Selection:
But, as a strategy for managing carbon emissions, these recovering forests have one big limitation: the planet simply does not have room for many more of them. To expand them significantly would require taking more farmland out of production, an unlikely prospect in a world where food demand and prices are rising.

“We’re basically running out of land,” Dr. Kurz said.

Even in forests that are relatively healthy now, like those of New England, climate risks are coming into focus. For instance, invasive insects that used to be killed off by cold winters are expected to spread north more readily as the temperature warms, attacking trees.

The Harvard Forest has already been invaded by an insect called the woolly adelgid that kills hemlock trees, and managers there fear a large die-off in coming years.

Wildfires and bugs
Stripping the bark of a tree with a hatchet, Diana L. Six, a University of Montana insect scientist, pointed out the telltale signs of infestation by pine beetles: channels drilled by the creatures as they chewed their way through the juicy part of the tree.

The tree she was pointing out was already dead. Its needles, which should have been deep green, displayed the sickly red that has become so commonplace in the mountainous West. Because the beetles had cut off the tree’s nutrients, the chlorophyll that made the needles green was breaking down, leaving only reddish compounds.

Problems and tasks:
1 > According to the passage on forests and carbon, which insect has already invaded the Harvard Forest?
2 > Decide whether each statement agrees with the passage on forests and carbon, answering yes or no and quoting the words that decide it. (a) Invasive insects are expected to spread north more readily as temperatures warm. (b) The tree Diana L. Six pointed out was still alive. (c) Significantly expanding recovering forests would require taking more farmland out of production.

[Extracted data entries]

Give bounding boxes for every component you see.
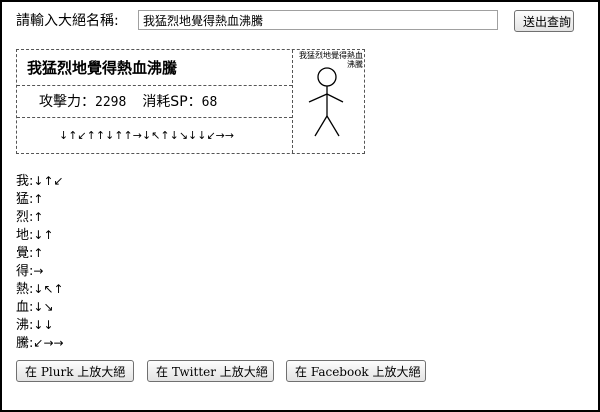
sp-cost-label: 消耗SP：: [142, 94, 202, 110]
breakdown-line: 血:↓↘: [16, 300, 54, 315]
breakdown-line: 我:↓↑↙: [16, 174, 64, 189]
breakdown-line: 猛:↑: [16, 192, 44, 207]
share-twitter-button[interactable]: 在 Twitter 上放大絕: [147, 360, 274, 382]
card-stats: 攻擊力：2298 消耗SP：68: [17, 86, 292, 118]
breakdown-line: 覺:↑: [16, 246, 44, 261]
breakdown-line: 沸:↓↓: [16, 318, 54, 333]
share-facebook-button[interactable]: 在 Facebook 上放大絕: [286, 360, 426, 382]
page-frame: 請輸入大絕名稱: 送出查詢 我猛烈地覺得熱血沸騰 攻擊力：2298 消耗SP：68…: [0, 0, 600, 412]
attack-label: 攻擊力：: [39, 94, 95, 110]
breakdown-line: 烈:↑: [16, 210, 44, 225]
combo-sequence: ↓↑↙↑↑↓↑↑→↓↖↑↓↘↓↓↙→→: [59, 129, 235, 142]
name-input[interactable]: [138, 10, 498, 30]
breakdown-line: 地:↓↑: [16, 228, 54, 243]
name-label: 請輸入大絕名稱:: [16, 13, 119, 29]
breakdown-line: 熱:↓↖↑: [16, 282, 64, 297]
stick-figure-icon: [308, 67, 344, 137]
char-breakdown: 我:↓↑↙ 猛:↑ 烈:↑ 地:↓↑ 覺:↑ 得:→ 熱:↓↖↑ 血:↓↘ 沸:…: [16, 172, 216, 352]
share-plurk-button[interactable]: 在 Plurk 上放大絕: [16, 360, 134, 382]
breakdown-line: 騰:↙→→: [16, 336, 64, 351]
move-card: 我猛烈地覺得熱血沸騰 攻擊力：2298 消耗SP：68 ↓↑↙↑↑↓↑↑→↓↖↑↓…: [16, 49, 365, 154]
breakdown-line: 得:→: [16, 264, 44, 279]
submit-button[interactable]: 送出查詢: [514, 10, 574, 32]
query-form: 請輸入大絕名稱: 送出查詢: [16, 10, 588, 32]
attack-value: 2298: [95, 95, 127, 110]
card-title: 我猛烈地覺得熱血沸騰: [17, 50, 292, 86]
card-art: 我猛烈地覺得熱血沸騰: [293, 50, 364, 153]
sp-cost-value: 68: [201, 95, 218, 110]
card-main: 我猛烈地覺得熱血沸騰 攻擊力：2298 消耗SP：68 ↓↑↙↑↑↓↑↑→↓↖↑↓…: [17, 50, 293, 153]
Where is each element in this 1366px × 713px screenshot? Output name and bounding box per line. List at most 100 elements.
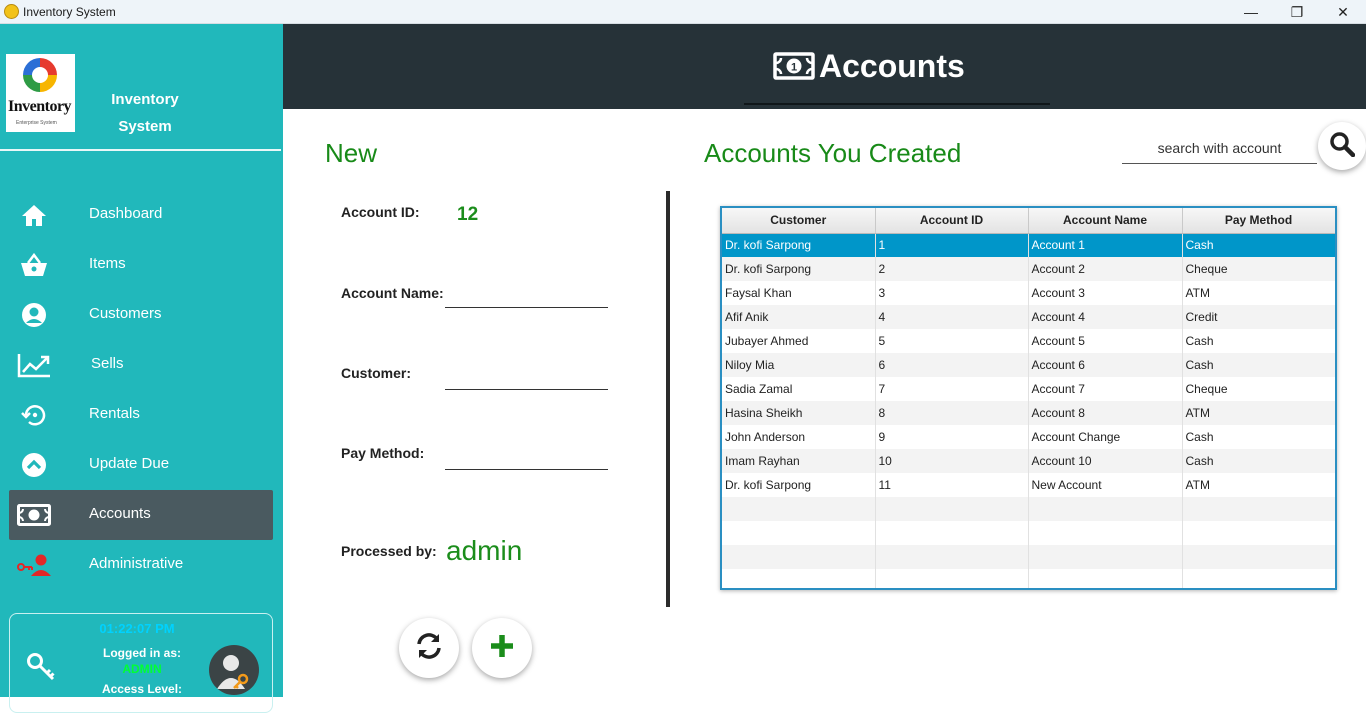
- search-input[interactable]: [1122, 132, 1317, 164]
- table-row[interactable]: Dr. kofi Sarpong 2 Account 2 Cheque: [722, 257, 1335, 281]
- section-divider: [666, 191, 670, 607]
- column-header-customer[interactable]: Customer: [722, 208, 876, 234]
- table-row[interactable]: Sadia Zamal 7 Account 7 Cheque: [722, 377, 1335, 401]
- table-cell: ATM: [1182, 281, 1335, 305]
- table-row[interactable]: Dr. kofi Sarpong 11 New Account ATM: [722, 473, 1335, 497]
- table-cell: 4: [875, 305, 1029, 329]
- table-header-row: Customer Account ID Account Name Pay Met…: [722, 208, 1335, 234]
- table-row[interactable]: Dr. kofi Sarpong 1 Account 1 Cash: [722, 233, 1335, 257]
- table-cell: 8: [875, 401, 1029, 425]
- sidebar-item-administrative[interactable]: Administrative: [9, 540, 273, 590]
- table-cell: [1182, 545, 1335, 569]
- table-cell: Account Change: [1028, 425, 1183, 449]
- sidebar: Inventory Enterprise System Inventory Sy…: [0, 24, 283, 713]
- table-cell: Cash: [1182, 449, 1335, 473]
- sidebar-item-update-due[interactable]: Update Due: [9, 440, 273, 490]
- key-icon: [26, 652, 56, 687]
- title-underline: [744, 103, 1050, 105]
- sidebar-item-accounts[interactable]: Accounts: [9, 490, 273, 540]
- sidebar-item-label: Rentals: [89, 405, 140, 422]
- table-cell: 10: [875, 449, 1029, 473]
- table-cell: Account 2: [1028, 257, 1183, 281]
- table-cell: [1028, 521, 1183, 545]
- session-status-panel: 01:22:07 PM Logged in as: ADMIN Access L…: [9, 613, 273, 713]
- logo-ring-icon: [23, 58, 57, 92]
- column-header-account-id[interactable]: Account ID: [875, 208, 1029, 234]
- chevron-up-circle-icon: [17, 449, 51, 481]
- table-row[interactable]: [722, 521, 1335, 545]
- app-name: Inventory System: [90, 86, 200, 140]
- table-cell: [722, 497, 876, 521]
- column-header-pay-method[interactable]: Pay Method: [1182, 208, 1335, 234]
- table-cell: [1182, 521, 1335, 545]
- table-cell: Credit: [1182, 305, 1335, 329]
- table-row[interactable]: Afif Anik 4 Account 4 Credit: [722, 305, 1335, 329]
- maximize-button[interactable]: ❐: [1274, 0, 1320, 24]
- table-row[interactable]: Faysal Khan 3 Account 3 ATM: [722, 281, 1335, 305]
- accounts-table[interactable]: Customer Account ID Account Name Pay Met…: [720, 206, 1337, 590]
- table-cell: [1028, 569, 1183, 588]
- app-logo: Inventory Enterprise System: [6, 54, 75, 132]
- close-button[interactable]: ✕: [1320, 0, 1366, 24]
- customer-field[interactable]: [445, 366, 608, 390]
- sidebar-item-label: Sells: [91, 355, 124, 372]
- money-bill-icon: [17, 499, 51, 531]
- table-cell: Cash: [1182, 425, 1335, 449]
- refresh-button[interactable]: [399, 618, 459, 678]
- table-row[interactable]: Imam Rayhan 10 Account 10 Cash: [722, 449, 1335, 473]
- table-row[interactable]: John Anderson 9 Account Change Cash: [722, 425, 1335, 449]
- table-cell: [875, 521, 1029, 545]
- clock-text: 01:22:07 PM: [99, 621, 175, 636]
- avatar: [209, 645, 259, 695]
- sidebar-item-rentals[interactable]: Rentals: [9, 390, 273, 440]
- sidebar-item-sells[interactable]: Sells: [9, 340, 273, 390]
- app-icon: [4, 4, 19, 19]
- table-cell: ATM: [1182, 473, 1335, 497]
- search-button[interactable]: [1318, 122, 1366, 170]
- table-cell: [722, 521, 876, 545]
- sidebar-item-label: Customers: [89, 305, 162, 322]
- page-header: 1 Accounts: [283, 24, 1366, 109]
- add-account-button[interactable]: [472, 618, 532, 678]
- table-row[interactable]: Hasina Sheikh 8 Account 8 ATM: [722, 401, 1335, 425]
- window-title: Inventory System: [23, 5, 116, 19]
- svg-text:1: 1: [791, 62, 797, 74]
- pay-method-field[interactable]: [445, 446, 608, 470]
- minimize-button[interactable]: —: [1228, 0, 1274, 24]
- table-row[interactable]: Niloy Mia 6 Account 6 Cash: [722, 353, 1335, 377]
- sidebar-item-label: Administrative: [89, 555, 184, 572]
- account-name-field[interactable]: [445, 284, 608, 308]
- table-cell: 11: [875, 473, 1029, 497]
- page-title: Accounts: [819, 48, 965, 84]
- plus-icon: [489, 633, 515, 664]
- sidebar-item-label: Items: [89, 255, 126, 272]
- table-cell: Sadia Zamal: [722, 377, 876, 401]
- pay-method-label: Pay Method:: [341, 445, 425, 461]
- table-row[interactable]: [722, 497, 1335, 521]
- table-cell: Cheque: [1182, 377, 1335, 401]
- table-cell: 3: [875, 281, 1029, 305]
- table-cell: Account 4: [1028, 305, 1183, 329]
- table-cell: Faysal Khan: [722, 281, 876, 305]
- app-name-line2: System: [118, 118, 172, 135]
- table-cell: New Account: [1028, 473, 1183, 497]
- table-row[interactable]: [722, 569, 1335, 588]
- table-cell: Account 3: [1028, 281, 1183, 305]
- table-cell: Account 5: [1028, 329, 1183, 353]
- table-row[interactable]: Jubayer Ahmed 5 Account 5 Cash: [722, 329, 1335, 353]
- table-cell: Afif Anik: [722, 305, 876, 329]
- table-cell: [1182, 569, 1335, 588]
- table-cell: [722, 569, 876, 588]
- table-cell: 9: [875, 425, 1029, 449]
- new-section-title: New: [325, 138, 378, 168]
- column-header-account-name[interactable]: Account Name: [1028, 208, 1183, 234]
- sidebar-item-customers[interactable]: Customers: [9, 290, 273, 340]
- sidebar-divider: [0, 149, 281, 151]
- window-titlebar: Inventory System — ❐ ✕: [0, 0, 1366, 24]
- sidebar-item-items[interactable]: Items: [9, 240, 273, 290]
- user-circle-icon: [17, 299, 51, 331]
- sidebar-item-dashboard[interactable]: Dashboard: [9, 190, 273, 240]
- table-cell: John Anderson: [722, 425, 876, 449]
- logged-in-user: ADMIN: [122, 662, 162, 676]
- table-row[interactable]: [722, 545, 1335, 569]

Answers to each task:
1 > The woolly adelgid, an insect that kills hemlock trees.

2 >
(a) Yes: "invasive insects that used to be killed off by cold winters are expected to spread north more readily as the temperature warms"
(b) No: "The tree she was pointing out was already dead."
(c) Yes: "To expand them significantly would require taking more farmland out of production"